Your goal – Each line of the data that includes the string "laws" is to be copied out.

#### Data for this task ####

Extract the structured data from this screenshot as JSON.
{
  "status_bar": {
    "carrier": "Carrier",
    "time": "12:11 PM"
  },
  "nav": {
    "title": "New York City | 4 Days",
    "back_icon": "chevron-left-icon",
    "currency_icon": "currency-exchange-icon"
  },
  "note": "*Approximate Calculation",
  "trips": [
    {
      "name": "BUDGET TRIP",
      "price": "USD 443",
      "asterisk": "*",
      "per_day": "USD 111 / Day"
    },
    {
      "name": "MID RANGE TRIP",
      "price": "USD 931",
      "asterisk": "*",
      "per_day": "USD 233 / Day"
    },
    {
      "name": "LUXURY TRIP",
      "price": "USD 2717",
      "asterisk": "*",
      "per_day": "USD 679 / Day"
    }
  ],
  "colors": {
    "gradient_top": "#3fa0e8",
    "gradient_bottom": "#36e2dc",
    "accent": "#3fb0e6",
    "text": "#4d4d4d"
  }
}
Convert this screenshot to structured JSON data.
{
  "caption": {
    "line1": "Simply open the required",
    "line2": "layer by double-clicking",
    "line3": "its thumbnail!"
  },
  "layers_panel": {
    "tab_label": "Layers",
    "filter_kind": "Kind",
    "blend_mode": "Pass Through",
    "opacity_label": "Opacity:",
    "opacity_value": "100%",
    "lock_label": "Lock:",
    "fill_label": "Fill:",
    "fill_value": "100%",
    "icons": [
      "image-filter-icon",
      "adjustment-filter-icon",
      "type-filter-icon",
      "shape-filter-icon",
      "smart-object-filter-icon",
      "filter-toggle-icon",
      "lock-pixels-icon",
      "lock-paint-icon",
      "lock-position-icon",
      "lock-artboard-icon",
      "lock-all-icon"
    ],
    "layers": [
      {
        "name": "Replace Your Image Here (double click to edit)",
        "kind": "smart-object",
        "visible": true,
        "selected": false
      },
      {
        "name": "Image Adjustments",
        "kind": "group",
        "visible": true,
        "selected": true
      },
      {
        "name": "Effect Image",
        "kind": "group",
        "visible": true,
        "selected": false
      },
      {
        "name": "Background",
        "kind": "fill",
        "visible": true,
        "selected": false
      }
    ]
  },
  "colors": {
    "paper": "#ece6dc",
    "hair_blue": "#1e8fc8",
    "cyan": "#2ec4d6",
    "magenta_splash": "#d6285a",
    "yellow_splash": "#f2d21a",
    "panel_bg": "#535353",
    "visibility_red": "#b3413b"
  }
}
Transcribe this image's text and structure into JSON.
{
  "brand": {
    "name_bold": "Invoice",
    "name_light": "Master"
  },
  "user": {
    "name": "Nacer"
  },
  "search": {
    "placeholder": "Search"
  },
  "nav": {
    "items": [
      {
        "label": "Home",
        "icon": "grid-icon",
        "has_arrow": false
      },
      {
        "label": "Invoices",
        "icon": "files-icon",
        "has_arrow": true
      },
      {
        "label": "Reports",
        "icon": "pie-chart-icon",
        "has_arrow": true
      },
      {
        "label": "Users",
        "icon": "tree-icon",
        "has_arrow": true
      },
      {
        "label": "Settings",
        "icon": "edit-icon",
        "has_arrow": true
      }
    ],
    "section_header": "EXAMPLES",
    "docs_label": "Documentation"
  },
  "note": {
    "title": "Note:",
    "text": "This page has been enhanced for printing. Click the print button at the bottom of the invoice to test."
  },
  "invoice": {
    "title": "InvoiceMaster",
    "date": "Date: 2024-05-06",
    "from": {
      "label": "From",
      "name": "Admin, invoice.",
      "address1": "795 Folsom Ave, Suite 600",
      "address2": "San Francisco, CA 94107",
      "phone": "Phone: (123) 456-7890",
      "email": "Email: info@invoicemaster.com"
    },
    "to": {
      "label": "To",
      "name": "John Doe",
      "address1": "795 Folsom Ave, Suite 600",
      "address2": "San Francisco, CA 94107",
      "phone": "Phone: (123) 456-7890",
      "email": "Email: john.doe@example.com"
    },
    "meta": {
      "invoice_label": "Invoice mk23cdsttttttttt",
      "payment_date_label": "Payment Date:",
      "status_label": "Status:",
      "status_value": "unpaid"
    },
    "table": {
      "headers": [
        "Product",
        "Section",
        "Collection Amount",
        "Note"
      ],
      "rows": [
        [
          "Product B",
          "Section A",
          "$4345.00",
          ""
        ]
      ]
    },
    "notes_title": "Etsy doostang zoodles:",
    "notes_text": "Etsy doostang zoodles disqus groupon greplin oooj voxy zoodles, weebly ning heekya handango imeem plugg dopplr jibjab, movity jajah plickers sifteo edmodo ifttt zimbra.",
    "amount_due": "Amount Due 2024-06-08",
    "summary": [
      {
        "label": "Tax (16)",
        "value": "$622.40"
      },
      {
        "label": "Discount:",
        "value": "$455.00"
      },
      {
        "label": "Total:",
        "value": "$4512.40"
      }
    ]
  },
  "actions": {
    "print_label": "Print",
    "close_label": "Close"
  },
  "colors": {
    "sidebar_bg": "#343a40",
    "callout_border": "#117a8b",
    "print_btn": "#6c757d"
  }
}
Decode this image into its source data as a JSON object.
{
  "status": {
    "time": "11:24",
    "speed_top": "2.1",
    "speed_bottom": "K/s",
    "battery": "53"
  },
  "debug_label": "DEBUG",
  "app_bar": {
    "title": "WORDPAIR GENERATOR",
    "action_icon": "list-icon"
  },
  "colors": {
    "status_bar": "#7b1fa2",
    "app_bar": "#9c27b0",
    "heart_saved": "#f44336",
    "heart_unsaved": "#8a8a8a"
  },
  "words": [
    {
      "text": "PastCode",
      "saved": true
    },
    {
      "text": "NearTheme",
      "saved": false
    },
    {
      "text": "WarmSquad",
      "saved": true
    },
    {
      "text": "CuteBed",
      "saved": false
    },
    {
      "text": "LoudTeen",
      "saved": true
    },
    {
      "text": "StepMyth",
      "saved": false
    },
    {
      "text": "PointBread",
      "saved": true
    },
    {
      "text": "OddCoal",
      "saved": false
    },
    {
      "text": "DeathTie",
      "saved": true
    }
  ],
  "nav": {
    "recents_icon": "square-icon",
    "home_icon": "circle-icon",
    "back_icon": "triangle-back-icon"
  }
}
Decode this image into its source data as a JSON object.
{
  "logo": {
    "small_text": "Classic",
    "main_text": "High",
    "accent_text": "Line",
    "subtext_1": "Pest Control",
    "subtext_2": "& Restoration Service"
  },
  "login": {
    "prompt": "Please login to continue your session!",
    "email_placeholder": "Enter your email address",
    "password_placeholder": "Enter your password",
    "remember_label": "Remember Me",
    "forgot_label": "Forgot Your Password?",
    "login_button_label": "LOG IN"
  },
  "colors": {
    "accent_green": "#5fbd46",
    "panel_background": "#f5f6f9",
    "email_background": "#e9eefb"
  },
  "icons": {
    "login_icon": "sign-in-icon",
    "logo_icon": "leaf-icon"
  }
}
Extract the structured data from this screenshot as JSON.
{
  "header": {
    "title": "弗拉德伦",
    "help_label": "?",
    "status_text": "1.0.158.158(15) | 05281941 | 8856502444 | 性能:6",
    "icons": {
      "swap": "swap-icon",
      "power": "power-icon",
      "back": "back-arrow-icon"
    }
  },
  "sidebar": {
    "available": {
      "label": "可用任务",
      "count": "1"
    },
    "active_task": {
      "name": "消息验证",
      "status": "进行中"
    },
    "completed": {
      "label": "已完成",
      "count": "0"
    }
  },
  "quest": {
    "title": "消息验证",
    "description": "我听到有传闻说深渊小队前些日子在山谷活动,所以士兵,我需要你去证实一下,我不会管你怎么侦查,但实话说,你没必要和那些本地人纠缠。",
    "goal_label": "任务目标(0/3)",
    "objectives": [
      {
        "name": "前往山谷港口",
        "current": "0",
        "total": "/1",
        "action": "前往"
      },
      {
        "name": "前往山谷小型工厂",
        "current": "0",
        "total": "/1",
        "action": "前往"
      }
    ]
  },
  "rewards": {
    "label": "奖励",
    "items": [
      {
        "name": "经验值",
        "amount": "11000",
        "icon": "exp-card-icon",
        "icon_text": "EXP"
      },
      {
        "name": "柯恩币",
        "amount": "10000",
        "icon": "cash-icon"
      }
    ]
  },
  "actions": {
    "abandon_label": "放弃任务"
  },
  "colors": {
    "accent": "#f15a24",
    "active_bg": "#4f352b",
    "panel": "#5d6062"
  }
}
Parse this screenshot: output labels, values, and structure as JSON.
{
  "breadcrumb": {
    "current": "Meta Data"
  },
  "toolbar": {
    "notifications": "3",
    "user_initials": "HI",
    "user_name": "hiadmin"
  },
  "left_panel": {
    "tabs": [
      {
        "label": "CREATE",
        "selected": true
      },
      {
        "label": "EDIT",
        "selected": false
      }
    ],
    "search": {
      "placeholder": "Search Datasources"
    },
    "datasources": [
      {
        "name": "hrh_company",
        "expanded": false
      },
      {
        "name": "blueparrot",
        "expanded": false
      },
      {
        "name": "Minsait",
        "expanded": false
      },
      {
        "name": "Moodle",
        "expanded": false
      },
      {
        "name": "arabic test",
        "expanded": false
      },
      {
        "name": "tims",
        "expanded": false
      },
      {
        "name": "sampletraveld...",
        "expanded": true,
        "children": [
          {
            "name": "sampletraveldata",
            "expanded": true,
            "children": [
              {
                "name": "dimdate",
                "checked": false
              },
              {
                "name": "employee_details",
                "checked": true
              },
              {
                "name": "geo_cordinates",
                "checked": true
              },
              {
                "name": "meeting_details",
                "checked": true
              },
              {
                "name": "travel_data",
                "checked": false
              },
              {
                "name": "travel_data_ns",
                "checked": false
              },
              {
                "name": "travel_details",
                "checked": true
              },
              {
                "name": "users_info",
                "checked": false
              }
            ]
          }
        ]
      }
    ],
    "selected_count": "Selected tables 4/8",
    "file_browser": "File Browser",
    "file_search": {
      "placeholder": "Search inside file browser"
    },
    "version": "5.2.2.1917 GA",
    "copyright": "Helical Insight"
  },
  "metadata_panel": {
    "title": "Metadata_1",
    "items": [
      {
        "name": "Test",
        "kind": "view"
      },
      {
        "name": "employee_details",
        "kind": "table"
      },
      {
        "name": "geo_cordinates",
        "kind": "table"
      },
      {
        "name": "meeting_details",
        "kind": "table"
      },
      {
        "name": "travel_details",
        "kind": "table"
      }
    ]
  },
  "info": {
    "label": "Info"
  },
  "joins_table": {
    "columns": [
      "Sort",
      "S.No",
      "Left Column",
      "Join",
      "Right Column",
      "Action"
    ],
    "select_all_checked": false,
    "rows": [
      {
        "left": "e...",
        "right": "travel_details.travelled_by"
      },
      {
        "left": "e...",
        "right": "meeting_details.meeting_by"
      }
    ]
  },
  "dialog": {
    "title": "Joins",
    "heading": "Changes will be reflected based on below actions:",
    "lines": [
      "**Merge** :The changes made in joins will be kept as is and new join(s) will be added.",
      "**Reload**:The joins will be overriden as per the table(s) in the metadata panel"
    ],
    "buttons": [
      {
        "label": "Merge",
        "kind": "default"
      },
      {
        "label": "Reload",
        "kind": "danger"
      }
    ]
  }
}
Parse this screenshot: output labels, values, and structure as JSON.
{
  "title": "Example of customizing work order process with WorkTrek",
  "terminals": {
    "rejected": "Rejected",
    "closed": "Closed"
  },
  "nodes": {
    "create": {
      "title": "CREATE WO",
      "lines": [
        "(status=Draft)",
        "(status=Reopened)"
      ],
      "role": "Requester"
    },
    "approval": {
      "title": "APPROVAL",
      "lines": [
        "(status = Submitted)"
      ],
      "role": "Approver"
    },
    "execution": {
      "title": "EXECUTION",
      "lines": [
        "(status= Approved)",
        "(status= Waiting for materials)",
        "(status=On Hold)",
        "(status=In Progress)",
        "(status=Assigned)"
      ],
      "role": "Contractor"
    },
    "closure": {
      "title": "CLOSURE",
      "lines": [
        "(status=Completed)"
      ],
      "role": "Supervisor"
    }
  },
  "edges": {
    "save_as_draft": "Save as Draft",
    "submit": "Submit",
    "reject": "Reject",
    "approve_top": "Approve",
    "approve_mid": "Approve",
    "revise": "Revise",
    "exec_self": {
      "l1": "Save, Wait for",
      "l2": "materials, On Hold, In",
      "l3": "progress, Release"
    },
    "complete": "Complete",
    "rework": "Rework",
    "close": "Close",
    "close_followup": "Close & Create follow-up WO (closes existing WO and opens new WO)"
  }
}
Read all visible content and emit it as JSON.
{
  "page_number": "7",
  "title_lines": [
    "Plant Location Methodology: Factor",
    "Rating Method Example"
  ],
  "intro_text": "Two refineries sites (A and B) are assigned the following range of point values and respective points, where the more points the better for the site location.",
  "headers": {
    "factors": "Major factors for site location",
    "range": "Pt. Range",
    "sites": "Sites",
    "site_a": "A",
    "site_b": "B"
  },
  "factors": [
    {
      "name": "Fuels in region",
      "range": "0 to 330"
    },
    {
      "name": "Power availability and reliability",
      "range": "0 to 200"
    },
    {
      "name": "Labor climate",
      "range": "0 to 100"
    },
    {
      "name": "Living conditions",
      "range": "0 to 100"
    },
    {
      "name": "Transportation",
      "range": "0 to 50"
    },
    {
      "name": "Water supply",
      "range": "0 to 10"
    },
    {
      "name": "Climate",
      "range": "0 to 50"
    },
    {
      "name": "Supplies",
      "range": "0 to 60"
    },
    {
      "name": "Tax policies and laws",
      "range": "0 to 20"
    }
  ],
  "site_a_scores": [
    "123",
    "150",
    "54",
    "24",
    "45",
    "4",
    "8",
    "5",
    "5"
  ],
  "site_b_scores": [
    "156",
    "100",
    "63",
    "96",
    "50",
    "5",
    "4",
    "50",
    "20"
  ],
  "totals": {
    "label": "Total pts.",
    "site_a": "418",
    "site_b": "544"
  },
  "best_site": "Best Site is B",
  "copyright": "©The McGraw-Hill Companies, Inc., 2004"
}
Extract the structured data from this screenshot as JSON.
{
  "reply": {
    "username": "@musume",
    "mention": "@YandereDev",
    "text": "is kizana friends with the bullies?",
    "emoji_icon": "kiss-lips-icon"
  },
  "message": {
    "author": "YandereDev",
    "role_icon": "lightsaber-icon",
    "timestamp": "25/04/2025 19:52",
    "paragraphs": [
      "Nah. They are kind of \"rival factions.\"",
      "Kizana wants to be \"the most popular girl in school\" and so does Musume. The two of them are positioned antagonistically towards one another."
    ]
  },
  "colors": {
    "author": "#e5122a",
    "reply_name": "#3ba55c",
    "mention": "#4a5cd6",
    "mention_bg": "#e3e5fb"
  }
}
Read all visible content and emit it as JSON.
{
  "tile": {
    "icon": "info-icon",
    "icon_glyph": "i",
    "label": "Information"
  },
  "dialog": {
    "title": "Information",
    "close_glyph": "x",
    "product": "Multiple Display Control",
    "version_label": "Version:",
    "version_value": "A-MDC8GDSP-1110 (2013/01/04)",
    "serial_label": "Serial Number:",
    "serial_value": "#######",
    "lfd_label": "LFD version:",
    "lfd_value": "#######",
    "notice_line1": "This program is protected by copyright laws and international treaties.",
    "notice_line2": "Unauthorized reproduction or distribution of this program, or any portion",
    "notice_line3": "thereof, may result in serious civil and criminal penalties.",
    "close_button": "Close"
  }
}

####

Result of the task –
      "name": "Tax policies and laws",
    "notice_line1": "This program is protected by copyright laws and international treaties.",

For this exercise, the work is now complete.